**RECORDS SUPPLIED:**
#####

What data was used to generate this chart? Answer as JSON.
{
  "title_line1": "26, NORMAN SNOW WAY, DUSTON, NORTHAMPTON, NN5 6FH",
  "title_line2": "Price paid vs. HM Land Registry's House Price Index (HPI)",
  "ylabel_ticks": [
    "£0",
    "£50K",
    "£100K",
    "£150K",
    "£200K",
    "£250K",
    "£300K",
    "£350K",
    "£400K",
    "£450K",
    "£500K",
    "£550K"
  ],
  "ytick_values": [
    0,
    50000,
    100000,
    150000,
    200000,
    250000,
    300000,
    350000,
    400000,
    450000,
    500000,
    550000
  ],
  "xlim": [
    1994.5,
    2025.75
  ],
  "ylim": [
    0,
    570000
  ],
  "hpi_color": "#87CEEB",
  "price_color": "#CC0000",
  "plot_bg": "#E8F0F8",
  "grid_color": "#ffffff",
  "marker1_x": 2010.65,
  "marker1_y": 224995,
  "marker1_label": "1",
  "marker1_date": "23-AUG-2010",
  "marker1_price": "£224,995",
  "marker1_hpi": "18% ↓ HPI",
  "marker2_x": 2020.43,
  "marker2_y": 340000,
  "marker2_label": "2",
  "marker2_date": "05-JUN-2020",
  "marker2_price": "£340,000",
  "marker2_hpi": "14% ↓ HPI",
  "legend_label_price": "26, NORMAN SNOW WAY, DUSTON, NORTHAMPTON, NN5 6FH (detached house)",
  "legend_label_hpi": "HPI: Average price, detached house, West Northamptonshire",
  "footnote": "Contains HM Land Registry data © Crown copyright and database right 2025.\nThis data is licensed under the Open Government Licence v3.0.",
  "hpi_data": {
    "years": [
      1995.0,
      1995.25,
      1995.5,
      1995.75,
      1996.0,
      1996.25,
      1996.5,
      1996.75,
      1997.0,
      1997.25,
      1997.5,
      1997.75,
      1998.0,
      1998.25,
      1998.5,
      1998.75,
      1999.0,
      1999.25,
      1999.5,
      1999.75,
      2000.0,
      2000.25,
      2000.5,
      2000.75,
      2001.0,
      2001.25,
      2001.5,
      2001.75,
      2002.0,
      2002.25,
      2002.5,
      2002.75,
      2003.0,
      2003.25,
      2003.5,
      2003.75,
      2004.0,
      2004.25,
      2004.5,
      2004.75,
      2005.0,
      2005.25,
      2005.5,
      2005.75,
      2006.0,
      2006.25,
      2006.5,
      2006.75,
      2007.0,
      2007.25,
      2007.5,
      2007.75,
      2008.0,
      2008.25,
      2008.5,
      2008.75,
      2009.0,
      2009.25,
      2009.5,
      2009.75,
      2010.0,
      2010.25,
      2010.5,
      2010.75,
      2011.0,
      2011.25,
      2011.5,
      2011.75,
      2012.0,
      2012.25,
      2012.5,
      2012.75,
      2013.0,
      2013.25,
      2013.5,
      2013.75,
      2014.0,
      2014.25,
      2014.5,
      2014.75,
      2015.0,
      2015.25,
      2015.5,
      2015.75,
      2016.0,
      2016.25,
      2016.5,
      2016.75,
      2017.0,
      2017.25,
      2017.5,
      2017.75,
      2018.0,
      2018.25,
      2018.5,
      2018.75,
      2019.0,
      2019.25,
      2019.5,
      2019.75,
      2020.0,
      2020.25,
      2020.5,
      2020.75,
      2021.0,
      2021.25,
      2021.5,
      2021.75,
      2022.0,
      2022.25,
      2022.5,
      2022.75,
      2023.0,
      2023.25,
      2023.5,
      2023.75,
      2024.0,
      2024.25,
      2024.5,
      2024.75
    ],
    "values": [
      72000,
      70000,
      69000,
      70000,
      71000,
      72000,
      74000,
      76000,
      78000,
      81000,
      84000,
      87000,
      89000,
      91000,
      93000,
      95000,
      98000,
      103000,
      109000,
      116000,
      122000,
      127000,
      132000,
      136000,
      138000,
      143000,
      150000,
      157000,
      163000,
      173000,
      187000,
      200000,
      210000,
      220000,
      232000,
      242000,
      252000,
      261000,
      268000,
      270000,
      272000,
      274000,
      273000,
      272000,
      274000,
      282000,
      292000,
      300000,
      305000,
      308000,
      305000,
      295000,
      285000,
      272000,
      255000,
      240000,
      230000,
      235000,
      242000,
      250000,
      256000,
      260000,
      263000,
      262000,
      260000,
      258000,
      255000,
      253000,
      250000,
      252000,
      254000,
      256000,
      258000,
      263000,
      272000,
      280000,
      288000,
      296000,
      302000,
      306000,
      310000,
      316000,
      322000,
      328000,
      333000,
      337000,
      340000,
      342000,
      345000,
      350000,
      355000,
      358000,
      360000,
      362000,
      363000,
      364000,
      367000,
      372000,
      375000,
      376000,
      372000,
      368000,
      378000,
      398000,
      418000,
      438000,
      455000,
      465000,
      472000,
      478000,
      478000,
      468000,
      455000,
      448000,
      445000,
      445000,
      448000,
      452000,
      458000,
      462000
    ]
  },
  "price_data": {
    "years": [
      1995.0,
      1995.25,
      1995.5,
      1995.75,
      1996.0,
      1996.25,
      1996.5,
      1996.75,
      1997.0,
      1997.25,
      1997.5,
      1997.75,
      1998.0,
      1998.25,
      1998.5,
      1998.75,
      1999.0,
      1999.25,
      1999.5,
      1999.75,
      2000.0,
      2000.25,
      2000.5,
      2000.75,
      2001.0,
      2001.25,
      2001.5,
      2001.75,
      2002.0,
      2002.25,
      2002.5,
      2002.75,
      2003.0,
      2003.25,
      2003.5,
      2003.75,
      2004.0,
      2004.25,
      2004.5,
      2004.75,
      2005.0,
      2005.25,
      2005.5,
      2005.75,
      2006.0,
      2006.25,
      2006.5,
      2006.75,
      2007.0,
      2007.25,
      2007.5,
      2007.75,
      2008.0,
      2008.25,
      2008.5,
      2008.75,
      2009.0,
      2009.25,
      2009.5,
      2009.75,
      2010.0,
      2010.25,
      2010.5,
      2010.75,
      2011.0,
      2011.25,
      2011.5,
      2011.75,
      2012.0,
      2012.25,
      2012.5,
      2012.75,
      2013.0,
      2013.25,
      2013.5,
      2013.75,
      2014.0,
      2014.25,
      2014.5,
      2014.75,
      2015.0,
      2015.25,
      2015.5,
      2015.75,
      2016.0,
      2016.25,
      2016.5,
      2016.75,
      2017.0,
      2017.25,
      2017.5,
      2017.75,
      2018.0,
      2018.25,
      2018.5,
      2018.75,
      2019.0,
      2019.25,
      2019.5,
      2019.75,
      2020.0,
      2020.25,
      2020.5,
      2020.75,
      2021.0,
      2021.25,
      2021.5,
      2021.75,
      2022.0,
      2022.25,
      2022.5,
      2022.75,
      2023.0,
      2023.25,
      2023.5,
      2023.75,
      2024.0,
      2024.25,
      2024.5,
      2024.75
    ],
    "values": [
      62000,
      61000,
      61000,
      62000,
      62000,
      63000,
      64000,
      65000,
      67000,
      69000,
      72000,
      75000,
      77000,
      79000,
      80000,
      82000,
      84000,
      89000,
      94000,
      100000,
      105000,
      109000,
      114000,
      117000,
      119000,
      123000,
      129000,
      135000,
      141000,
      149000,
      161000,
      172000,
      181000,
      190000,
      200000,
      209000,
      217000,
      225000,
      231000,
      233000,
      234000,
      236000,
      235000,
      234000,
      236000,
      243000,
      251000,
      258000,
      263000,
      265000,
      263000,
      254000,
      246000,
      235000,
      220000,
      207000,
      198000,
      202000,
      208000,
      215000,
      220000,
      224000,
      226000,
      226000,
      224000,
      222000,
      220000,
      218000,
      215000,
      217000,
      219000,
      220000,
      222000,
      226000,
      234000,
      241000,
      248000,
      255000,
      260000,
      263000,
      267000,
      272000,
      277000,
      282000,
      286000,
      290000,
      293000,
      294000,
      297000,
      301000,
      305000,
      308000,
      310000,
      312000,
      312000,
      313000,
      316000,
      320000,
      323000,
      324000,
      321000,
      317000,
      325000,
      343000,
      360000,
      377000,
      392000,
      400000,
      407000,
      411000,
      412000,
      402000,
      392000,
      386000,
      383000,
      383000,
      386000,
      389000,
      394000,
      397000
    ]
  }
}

#####

**GOAL:**
Make a copy of each line that contains the string "DUSTON".

**RESULT FOR THIS EXERCISE:**
  "title_line1": "26, NORMAN SNOW WAY, DUSTON, NORTHAMPTON, NN5 6FH",
  "legend_label_price": "26, NORMAN SNOW WAY, DUSTON, NORTHAMPTON, NN5 6FH (detached house)",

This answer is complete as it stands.